(Records excerpted from a collection)
■ ■ ■ ■ ■ ■ ■

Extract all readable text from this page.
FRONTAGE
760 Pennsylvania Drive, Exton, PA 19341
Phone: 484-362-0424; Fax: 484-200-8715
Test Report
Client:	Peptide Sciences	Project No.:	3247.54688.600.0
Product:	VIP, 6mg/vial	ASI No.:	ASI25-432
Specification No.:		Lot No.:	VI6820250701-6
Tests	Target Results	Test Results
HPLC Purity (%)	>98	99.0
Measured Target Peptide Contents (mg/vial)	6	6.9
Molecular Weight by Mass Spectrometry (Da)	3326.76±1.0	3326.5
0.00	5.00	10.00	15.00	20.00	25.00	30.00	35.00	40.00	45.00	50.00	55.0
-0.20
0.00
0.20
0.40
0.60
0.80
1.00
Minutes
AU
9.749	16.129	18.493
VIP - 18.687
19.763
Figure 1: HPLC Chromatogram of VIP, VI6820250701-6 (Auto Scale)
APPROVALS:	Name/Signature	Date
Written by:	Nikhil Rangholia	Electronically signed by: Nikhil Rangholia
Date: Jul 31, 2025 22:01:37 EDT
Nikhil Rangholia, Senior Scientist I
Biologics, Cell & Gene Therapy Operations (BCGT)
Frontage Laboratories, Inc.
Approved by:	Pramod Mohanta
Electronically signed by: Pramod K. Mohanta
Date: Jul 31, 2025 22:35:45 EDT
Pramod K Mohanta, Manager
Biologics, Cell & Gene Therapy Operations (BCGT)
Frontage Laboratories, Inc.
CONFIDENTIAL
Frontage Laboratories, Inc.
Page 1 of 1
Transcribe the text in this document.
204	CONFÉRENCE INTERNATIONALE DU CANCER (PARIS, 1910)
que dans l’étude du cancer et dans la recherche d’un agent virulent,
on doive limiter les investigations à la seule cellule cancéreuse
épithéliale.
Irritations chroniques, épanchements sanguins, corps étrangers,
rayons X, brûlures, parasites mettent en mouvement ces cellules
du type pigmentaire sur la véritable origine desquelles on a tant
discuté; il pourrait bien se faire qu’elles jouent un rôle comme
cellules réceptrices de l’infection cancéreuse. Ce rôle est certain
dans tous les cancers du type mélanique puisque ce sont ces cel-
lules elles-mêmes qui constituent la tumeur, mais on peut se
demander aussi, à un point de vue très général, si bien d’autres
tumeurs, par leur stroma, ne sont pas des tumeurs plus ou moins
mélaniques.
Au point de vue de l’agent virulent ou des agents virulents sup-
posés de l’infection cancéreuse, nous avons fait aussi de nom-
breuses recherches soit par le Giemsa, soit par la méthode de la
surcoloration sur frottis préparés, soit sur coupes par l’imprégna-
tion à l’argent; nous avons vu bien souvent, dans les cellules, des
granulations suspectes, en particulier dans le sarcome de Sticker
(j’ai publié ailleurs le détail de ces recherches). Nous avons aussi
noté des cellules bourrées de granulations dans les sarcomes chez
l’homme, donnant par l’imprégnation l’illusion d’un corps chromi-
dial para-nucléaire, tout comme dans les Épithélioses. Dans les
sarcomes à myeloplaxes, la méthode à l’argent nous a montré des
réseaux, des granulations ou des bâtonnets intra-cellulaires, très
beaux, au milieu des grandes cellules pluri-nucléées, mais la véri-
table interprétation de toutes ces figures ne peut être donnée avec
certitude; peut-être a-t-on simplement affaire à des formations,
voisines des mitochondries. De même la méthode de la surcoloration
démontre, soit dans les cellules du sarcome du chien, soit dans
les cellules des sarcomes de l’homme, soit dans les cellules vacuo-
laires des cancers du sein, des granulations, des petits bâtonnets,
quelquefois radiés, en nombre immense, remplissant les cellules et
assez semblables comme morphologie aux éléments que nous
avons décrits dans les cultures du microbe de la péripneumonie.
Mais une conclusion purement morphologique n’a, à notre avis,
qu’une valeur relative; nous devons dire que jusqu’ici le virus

■ ■ ■ ■ ■ ■ ■

**WHAT THE EXERCISE ASKS:** In the entries above, find the lines containing the word "surcoloration" and say how many there are, with no other words.

**SOLUTION TO THIS TASK:** 2